— START OF Provided information —
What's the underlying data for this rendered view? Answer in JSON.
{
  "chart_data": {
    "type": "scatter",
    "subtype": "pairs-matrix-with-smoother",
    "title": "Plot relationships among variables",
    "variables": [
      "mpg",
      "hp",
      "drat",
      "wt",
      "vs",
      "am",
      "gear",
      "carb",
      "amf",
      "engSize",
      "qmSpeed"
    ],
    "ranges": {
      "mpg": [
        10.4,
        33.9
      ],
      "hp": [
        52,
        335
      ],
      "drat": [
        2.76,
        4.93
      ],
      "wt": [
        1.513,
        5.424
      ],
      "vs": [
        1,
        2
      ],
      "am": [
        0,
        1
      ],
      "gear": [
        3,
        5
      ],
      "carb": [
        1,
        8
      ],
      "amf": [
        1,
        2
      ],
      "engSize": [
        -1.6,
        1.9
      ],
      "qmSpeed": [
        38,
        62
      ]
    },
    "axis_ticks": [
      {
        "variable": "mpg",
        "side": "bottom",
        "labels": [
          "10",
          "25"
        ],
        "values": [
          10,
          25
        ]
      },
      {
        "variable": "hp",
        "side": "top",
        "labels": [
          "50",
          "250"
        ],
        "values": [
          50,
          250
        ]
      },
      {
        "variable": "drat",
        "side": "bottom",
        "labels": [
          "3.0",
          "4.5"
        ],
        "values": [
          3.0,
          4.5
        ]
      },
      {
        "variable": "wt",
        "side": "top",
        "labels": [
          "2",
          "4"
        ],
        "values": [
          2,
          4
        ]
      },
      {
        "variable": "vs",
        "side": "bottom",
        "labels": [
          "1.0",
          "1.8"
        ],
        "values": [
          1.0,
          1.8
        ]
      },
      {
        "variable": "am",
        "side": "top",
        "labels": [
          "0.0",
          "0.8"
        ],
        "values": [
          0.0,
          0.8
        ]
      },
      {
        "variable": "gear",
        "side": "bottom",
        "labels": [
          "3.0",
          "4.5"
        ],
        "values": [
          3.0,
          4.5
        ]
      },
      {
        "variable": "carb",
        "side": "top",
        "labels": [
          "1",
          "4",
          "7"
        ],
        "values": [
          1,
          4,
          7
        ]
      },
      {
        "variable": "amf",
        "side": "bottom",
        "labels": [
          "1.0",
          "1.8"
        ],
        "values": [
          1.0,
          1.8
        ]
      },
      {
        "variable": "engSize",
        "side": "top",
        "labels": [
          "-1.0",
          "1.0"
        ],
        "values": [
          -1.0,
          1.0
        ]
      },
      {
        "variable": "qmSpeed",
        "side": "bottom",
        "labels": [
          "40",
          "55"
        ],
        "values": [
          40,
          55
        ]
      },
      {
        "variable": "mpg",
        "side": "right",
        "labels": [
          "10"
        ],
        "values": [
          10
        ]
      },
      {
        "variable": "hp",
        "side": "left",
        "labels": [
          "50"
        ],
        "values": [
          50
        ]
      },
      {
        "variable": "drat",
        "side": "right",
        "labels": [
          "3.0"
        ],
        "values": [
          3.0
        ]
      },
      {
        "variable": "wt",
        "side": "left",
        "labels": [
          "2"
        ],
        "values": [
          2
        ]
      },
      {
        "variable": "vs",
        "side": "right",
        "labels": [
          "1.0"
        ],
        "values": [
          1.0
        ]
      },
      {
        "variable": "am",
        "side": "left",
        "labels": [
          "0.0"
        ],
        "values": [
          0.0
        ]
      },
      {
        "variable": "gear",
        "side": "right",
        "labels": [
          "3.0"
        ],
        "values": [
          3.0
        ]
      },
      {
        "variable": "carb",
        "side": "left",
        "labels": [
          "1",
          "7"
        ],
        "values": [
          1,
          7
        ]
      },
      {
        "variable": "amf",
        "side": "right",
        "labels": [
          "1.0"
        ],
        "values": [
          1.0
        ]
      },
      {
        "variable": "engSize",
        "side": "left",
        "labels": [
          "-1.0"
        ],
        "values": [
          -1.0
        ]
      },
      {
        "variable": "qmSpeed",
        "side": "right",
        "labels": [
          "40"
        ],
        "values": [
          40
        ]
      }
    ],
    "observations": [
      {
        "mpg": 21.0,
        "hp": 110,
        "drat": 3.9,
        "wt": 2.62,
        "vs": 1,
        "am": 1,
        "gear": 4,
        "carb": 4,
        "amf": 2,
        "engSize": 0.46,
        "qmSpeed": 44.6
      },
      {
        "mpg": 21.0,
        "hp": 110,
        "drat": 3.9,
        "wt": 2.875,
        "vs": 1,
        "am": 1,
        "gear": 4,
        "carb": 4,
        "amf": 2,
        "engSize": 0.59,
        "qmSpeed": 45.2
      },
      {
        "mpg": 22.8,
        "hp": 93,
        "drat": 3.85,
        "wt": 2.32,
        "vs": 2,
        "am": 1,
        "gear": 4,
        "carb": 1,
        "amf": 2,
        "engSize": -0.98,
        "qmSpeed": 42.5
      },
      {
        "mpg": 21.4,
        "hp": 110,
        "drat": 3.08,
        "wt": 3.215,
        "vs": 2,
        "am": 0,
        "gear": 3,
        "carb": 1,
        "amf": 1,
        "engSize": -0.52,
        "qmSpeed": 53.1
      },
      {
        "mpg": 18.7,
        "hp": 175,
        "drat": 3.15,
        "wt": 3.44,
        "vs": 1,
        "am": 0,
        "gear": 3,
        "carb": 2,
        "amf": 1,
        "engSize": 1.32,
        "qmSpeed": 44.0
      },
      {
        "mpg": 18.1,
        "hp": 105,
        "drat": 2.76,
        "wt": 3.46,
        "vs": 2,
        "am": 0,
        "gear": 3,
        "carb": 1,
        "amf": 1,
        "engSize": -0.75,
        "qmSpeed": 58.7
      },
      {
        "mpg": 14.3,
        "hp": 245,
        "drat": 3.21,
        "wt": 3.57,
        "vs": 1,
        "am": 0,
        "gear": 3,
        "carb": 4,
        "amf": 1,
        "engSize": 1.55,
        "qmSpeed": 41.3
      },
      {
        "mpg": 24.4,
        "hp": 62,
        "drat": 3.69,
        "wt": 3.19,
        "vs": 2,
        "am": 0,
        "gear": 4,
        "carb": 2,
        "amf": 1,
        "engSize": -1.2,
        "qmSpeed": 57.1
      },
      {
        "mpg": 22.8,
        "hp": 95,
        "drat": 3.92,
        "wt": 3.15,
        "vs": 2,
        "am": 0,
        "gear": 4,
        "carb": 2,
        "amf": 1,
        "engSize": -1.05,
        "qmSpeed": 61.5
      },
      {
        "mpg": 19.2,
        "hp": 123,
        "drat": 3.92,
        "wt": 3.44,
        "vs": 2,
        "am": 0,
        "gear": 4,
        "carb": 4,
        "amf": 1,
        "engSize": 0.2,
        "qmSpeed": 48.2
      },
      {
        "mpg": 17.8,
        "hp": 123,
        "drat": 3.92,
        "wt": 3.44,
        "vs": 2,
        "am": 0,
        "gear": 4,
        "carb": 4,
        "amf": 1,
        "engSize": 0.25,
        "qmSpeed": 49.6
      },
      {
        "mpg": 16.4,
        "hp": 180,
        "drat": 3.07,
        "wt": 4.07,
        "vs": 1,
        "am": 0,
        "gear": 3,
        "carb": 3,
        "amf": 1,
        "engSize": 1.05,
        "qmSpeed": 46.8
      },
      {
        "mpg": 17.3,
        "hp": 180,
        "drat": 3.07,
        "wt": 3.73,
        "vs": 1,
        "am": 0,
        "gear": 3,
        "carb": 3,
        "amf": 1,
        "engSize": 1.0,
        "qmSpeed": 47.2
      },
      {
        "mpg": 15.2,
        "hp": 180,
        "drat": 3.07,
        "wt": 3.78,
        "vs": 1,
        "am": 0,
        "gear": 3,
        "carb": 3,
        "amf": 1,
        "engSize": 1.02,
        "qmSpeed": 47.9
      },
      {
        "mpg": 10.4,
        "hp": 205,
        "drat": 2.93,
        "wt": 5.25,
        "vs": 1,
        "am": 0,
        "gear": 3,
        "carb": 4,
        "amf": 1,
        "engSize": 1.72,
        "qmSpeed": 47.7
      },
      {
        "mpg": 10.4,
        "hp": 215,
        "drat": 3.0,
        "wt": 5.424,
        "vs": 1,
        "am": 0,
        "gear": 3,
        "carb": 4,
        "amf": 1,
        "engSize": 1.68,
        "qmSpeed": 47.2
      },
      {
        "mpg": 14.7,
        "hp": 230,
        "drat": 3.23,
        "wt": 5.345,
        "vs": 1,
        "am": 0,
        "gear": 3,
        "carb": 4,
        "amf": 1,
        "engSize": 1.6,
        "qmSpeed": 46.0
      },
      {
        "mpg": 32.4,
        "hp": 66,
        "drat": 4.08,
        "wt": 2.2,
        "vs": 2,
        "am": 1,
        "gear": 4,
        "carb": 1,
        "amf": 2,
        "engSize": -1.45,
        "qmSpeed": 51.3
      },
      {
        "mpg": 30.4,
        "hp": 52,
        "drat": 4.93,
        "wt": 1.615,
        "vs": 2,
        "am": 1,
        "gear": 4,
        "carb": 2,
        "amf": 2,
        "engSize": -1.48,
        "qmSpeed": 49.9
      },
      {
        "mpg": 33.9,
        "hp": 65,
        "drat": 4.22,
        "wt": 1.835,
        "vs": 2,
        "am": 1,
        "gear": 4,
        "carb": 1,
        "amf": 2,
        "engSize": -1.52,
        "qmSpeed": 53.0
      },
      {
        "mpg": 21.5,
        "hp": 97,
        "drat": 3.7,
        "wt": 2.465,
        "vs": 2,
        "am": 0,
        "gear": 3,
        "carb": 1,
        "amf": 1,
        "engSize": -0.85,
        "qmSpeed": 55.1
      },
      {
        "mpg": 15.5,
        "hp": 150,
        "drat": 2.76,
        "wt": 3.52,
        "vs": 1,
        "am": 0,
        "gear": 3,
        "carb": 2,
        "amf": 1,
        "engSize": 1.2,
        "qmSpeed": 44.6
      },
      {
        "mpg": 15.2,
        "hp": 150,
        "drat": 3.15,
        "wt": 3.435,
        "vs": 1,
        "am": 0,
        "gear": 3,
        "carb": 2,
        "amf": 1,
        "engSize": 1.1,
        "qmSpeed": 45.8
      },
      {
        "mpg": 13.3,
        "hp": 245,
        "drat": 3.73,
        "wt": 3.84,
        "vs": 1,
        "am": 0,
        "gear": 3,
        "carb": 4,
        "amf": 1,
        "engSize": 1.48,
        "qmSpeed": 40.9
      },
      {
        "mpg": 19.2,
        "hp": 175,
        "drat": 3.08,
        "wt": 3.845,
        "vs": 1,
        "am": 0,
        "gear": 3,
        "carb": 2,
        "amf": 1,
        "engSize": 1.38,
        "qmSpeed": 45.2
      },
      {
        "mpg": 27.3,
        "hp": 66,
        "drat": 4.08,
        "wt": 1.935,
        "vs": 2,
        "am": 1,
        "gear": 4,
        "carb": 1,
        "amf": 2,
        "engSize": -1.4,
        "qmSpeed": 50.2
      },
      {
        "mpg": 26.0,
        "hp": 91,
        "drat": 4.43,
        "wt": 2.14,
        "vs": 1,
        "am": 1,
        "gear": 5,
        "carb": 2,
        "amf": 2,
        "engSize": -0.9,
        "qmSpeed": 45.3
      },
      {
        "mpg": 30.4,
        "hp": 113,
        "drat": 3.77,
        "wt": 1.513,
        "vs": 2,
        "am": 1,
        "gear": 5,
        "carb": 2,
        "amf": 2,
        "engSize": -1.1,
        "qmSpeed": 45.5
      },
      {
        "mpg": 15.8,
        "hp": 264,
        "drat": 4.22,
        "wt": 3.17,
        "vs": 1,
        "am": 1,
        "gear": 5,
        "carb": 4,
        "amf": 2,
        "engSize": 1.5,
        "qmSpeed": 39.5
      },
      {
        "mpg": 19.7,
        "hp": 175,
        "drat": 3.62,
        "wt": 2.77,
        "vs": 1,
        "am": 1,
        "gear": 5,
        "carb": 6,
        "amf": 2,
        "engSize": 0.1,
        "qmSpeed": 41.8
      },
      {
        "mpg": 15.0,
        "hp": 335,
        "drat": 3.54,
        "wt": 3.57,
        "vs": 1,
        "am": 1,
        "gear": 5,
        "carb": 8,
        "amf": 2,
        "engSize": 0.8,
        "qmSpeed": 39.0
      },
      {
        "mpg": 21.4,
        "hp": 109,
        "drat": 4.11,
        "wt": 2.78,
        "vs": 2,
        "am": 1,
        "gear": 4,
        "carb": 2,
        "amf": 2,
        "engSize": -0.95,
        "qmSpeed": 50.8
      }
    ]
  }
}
— END OF Provided information —
Work to complete:
Locate the word "variables" in the entries, and copy every line where it is found.

Written response:
    "title": "Plot relationships among variables",
    "variables": [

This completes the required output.